● **Input**
++++++++

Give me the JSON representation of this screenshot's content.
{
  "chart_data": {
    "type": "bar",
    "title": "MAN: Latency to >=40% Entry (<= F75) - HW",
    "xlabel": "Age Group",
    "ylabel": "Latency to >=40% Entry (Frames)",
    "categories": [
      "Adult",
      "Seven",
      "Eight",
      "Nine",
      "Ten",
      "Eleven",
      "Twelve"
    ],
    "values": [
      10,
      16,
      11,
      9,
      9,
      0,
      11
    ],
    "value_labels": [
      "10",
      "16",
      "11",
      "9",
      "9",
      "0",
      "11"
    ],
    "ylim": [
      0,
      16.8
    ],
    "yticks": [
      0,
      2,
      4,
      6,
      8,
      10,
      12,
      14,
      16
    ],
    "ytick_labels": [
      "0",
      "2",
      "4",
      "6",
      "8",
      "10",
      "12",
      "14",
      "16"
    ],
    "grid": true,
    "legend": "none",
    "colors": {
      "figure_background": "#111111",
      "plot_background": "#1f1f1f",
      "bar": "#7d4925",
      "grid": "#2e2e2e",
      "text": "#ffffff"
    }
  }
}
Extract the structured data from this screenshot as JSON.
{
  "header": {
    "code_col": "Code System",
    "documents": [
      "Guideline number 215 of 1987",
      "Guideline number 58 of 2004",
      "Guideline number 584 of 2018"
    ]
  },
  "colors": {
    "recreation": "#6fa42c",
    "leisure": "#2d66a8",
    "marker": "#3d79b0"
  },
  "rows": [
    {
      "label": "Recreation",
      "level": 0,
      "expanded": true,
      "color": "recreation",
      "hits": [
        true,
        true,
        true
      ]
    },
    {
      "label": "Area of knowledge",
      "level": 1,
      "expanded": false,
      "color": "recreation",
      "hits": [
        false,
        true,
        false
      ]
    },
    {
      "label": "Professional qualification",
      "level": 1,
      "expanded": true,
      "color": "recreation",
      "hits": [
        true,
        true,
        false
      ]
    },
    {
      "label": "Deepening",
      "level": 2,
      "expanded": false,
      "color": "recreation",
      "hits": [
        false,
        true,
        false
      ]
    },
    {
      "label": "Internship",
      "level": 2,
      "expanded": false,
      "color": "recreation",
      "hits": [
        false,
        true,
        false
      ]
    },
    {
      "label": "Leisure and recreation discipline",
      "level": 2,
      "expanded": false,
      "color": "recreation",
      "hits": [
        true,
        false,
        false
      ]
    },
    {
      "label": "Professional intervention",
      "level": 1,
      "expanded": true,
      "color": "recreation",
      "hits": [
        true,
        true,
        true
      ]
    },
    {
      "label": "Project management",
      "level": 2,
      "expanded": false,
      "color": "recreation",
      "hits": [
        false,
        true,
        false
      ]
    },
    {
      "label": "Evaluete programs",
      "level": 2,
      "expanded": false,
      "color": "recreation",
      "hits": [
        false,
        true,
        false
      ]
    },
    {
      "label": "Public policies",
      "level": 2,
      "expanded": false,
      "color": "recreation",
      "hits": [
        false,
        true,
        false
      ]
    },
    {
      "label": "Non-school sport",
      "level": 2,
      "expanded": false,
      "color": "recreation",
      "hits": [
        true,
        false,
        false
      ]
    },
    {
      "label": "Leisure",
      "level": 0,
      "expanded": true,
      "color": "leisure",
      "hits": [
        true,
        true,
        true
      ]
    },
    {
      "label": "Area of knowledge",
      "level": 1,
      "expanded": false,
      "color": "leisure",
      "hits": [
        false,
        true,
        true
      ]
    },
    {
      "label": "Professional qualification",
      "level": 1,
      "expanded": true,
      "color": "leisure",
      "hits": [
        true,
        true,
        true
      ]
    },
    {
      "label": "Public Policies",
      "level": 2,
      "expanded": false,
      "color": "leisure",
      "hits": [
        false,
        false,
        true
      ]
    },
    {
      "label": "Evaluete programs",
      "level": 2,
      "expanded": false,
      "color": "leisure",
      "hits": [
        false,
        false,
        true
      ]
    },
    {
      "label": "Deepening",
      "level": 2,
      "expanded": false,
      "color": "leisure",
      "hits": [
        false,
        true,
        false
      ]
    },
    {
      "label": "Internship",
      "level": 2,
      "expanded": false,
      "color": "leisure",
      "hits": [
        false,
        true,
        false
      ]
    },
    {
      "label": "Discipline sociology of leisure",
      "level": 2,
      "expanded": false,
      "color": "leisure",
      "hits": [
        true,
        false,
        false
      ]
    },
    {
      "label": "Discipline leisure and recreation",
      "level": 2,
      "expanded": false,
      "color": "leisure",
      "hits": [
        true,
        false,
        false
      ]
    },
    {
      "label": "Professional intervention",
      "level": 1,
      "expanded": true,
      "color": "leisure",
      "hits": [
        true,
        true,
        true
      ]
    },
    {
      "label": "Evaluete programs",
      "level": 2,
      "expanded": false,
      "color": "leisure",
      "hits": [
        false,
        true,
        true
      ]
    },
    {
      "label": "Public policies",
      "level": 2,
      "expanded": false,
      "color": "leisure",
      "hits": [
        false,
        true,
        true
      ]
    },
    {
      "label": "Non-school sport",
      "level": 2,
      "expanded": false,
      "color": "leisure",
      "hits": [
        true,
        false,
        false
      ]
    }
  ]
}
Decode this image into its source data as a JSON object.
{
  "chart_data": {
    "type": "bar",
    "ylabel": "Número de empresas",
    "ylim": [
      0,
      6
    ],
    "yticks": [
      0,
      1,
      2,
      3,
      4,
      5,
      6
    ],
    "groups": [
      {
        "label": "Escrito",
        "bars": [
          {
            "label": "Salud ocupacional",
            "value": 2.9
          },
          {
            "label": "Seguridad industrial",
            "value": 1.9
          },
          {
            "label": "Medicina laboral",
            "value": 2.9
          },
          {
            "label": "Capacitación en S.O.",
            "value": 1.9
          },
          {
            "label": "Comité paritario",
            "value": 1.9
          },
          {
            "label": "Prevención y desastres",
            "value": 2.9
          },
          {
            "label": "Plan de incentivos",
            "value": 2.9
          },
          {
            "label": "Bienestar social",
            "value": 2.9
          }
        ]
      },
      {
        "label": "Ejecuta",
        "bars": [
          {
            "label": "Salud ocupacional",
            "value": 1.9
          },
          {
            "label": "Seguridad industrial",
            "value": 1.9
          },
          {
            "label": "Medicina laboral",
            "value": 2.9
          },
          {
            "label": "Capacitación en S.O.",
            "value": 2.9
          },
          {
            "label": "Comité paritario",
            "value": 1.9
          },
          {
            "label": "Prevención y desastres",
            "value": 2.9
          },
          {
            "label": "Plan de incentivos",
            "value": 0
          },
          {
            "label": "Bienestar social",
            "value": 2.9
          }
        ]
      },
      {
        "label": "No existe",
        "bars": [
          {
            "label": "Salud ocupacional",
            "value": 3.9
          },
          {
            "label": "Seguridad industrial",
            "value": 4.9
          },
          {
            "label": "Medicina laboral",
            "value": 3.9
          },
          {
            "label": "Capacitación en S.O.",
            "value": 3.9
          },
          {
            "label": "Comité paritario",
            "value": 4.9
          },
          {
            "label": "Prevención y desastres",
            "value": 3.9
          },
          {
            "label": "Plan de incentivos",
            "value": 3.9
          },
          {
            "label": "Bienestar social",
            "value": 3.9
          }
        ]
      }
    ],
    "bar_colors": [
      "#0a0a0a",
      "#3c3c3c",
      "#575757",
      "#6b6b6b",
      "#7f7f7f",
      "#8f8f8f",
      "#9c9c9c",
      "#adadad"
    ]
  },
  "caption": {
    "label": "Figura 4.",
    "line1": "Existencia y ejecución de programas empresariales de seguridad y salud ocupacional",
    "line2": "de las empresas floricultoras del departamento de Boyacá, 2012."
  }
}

++++++++

● **What you will do**
Reproduce each entry above exactly, keeping every word.

● **Written solution**
Give me the JSON representation of this screenshot's content.
{
  "chart_data": {
    "type": "bar",
    "title": "MAN: Latency to >=40% Entry (<= F75) - HW",
    "xlabel": "Age Group",
    "ylabel": "Latency to >=40% Entry (Frames)",
    "categories": [
      "Adult",
      "Seven",
      "Eight",
      "Nine",
      "Ten",
      "Eleven",
      "Twelve"
    ],
    "values": [
      10,
      16,
      11,
      9,
      9,
      0,
      11
    ],
    "value_labels": [
      "10",
      "16",
      "11",
      "9",
      "9",
      "0",
      "11"
    ],
    "ylim": [
      0,
      16.8
    ],
    "yticks": [
      0,
      2,
      4,
      6,
      8,
      10,
      12,
      14,
      16
    ],
    "ytick_labels": [
      "0",
      "2",
      "4",
      "6",
      "8",
      "10",
      "12",
      "14",
      "16"
    ],
    "grid": true,
    "legend": "none",
    "colors": {
      "figure_background": "#111111",
      "plot_background": "#1f1f1f",
      "bar": "#7d4925",
      "grid": "#2e2e2e",
      "text": "#ffffff"
    }
  }
}
Extract the structured data from this screenshot as JSON.
{
  "header": {
    "code_col": "Code System",
    "documents": [
      "Guideline number 215 of 1987",
      "Guideline number 58 of 2004",
      "Guideline number 584 of 2018"
    ]
  },
  "colors": {
    "recreation": "#6fa42c",
    "leisure": "#2d66a8",
    "marker": "#3d79b0"
  },
  "rows": [
    {
      "label": "Recreation",
      "level": 0,
      "expanded": true,
      "color": "recreation",
      "hits": [
        true,
        true,
        true
      ]
    },
    {
      "label": "Area of knowledge",
      "level": 1,
      "expanded": false,
      "color": "recreation",
      "hits": [
        false,
        true,
        false
      ]
    },
    {
      "label": "Professional qualification",
      "level": 1,
      "expanded": true,
      "color": "recreation",
      "hits": [
        true,
        true,
        false
      ]
    },
    {
      "label": "Deepening",
      "level": 2,
      "expanded": false,
      "color": "recreation",
      "hits": [
        false,
        true,
        false
      ]
    },
    {
      "label": "Internship",
      "level": 2,
      "expanded": false,
      "color": "recreation",
      "hits": [
        false,
        true,
        false
      ]
    },
    {
      "label": "Leisure and recreation discipline",
      "level": 2,
      "expanded": false,
      "color": "recreation",
      "hits": [
        true,
        false,
        false
      ]
    },
    {
      "label": "Professional intervention",
      "level": 1,
      "expanded": true,
      "color": "recreation",
      "hits": [
        true,
        true,
        true
      ]
    },
    {
      "label": "Project management",
      "level": 2,
      "expanded": false,
      "color": "recreation",
      "hits": [
        false,
        true,
        false
      ]
    },
    {
      "label": "Evaluete programs",
      "level": 2,
      "expanded": false,
      "color": "recreation",
      "hits": [
        false,
        true,
        false
      ]
    },
    {
      "label": "Public policies",
      "level": 2,
      "expanded": false,
      "color": "recreation",
      "hits": [
        false,
        true,
        false
      ]
    },
    {
      "label": "Non-school sport",
      "level": 2,
      "expanded": false,
      "color": "recreation",
      "hits": [
        true,
        false,
        false
      ]
    },
    {
      "label": "Leisure",
      "level": 0,
      "expanded": true,
      "color": "leisure",
      "hits": [
        true,
        true,
        true
      ]
    },
    {
      "label": "Area of knowledge",
      "level": 1,
      "expanded": false,
      "color": "leisure",
      "hits": [
        false,
        true,
        true
      ]
    },
    {
      "label": "Professional qualification",
      "level": 1,
      "expanded": true,
      "color": "leisure",
      "hits": [
        true,
        true,
        true
      ]
    },
    {
      "label": "Public Policies",
      "level": 2,
      "expanded": false,
      "color": "leisure",
      "hits": [
        false,
        false,
        true
      ]
    },
    {
      "label": "Evaluete programs",
      "level": 2,
      "expanded": false,
      "color": "leisure",
      "hits": [
        false,
        false,
        true
      ]
    },
    {
      "label": "Deepening",
      "level": 2,
      "expanded": false,
      "color": "leisure",
      "hits": [
        false,
        true,
        false
      ]
    },
    {
      "label": "Internship",
      "level": 2,
      "expanded": false,
      "color": "leisure",
      "hits": [
        false,
        true,
        false
      ]
    },
    {
      "label": "Discipline sociology of leisure",
      "level": 2,
      "expanded": false,
      "color": "leisure",
      "hits": [
        true,
        false,
        false
      ]
    },
    {
      "label": "Discipline leisure and recreation",
      "level": 2,
      "expanded": false,
      "color": "leisure",
      "hits": [
        true,
        false,
        false
      ]
    },
    {
      "label": "Professional intervention",
      "level": 1,
      "expanded": true,
      "color": "leisure",
      "hits": [
        true,
        true,
        true
      ]
    },
    {
      "label": "Evaluete programs",
      "level": 2,
      "expanded": false,
      "color": "leisure",
      "hits": [
        false,
        true,
        true
      ]
    },
    {
      "label": "Public policies",
      "level": 2,
      "expanded": false,
      "color": "leisure",
      "hits": [
        false,
        true,
        true
      ]
    },
    {
      "label": "Non-school sport",
      "level": 2,
      "expanded": false,
      "color": "leisure",
      "hits": [
        true,
        false,
        false
      ]
    }
  ]
}
Decode this image into its source data as a JSON object.
{
  "chart_data": {
    "type": "bar",
    "ylabel": "Número de empresas",
    "ylim": [
      0,
      6
    ],
    "yticks": [
      0,
      1,
      2,
      3,
      4,
      5,
      6
    ],
    "groups": [
      {
        "label": "Escrito",
        "bars": [
          {
            "label": "Salud ocupacional",
            "value": 2.9
          },
          {
            "label": "Seguridad industrial",
            "value": 1.9
          },
          {
            "label": "Medicina laboral",
            "value": 2.9
          },
          {
            "label": "Capacitación en S.O.",
            "value": 1.9
          },
          {
            "label": "Comité paritario",
            "value": 1.9
          },
          {
            "label": "Prevención y desastres",
            "value": 2.9
          },
          {
            "label": "Plan de incentivos",
            "value": 2.9
          },
          {
            "label": "Bienestar social",
            "value": 2.9
          }
        ]
      },
      {
        "label": "Ejecuta",
        "bars": [
          {
            "label": "Salud ocupacional",
            "value": 1.9
          },
          {
            "label": "Seguridad industrial",
            "value": 1.9
          },
          {
            "label": "Medicina laboral",
            "value": 2.9
          },
          {
            "label": "Capacitación en S.O.",
            "value": 2.9
          },
          {
            "label": "Comité paritario",
            "value": 1.9
          },
          {
            "label": "Prevención y desastres",
            "value": 2.9
          },
          {
            "label": "Plan de incentivos",
            "value": 0
          },
          {
            "label": "Bienestar social",
            "value": 2.9
          }
        ]
      },
      {
        "label": "No existe",
        "bars": [
          {
            "label": "Salud ocupacional",
            "value": 3.9
          },
          {
            "label": "Seguridad industrial",
            "value": 4.9
          },
          {
            "label": "Medicina laboral",
            "value": 3.9
          },
          {
            "label": "Capacitación en S.O.",
            "value": 3.9
          },
          {
            "label": "Comité paritario",
            "value": 4.9
          },
          {
            "label": "Prevención y desastres",
            "value": 3.9
          },
          {
            "label": "Plan de incentivos",
            "value": 3.9
          },
          {
            "label": "Bienestar social",
            "value": 3.9
          }
        ]
      }
    ],
    "bar_colors": [
      "#0a0a0a",
      "#3c3c3c",
      "#575757",
      "#6b6b6b",
      "#7f7f7f",
      "#8f8f8f",
      "#9c9c9c",
      "#adadad"
    ]
  },
  "caption": {
    "label": "Figura 4.",
    "line1": "Existencia y ejecución de programas empresariales de seguridad y salud ocupacional",
    "line2": "de las empresas floricultoras del departamento de Boyacá, 2012."
  }
}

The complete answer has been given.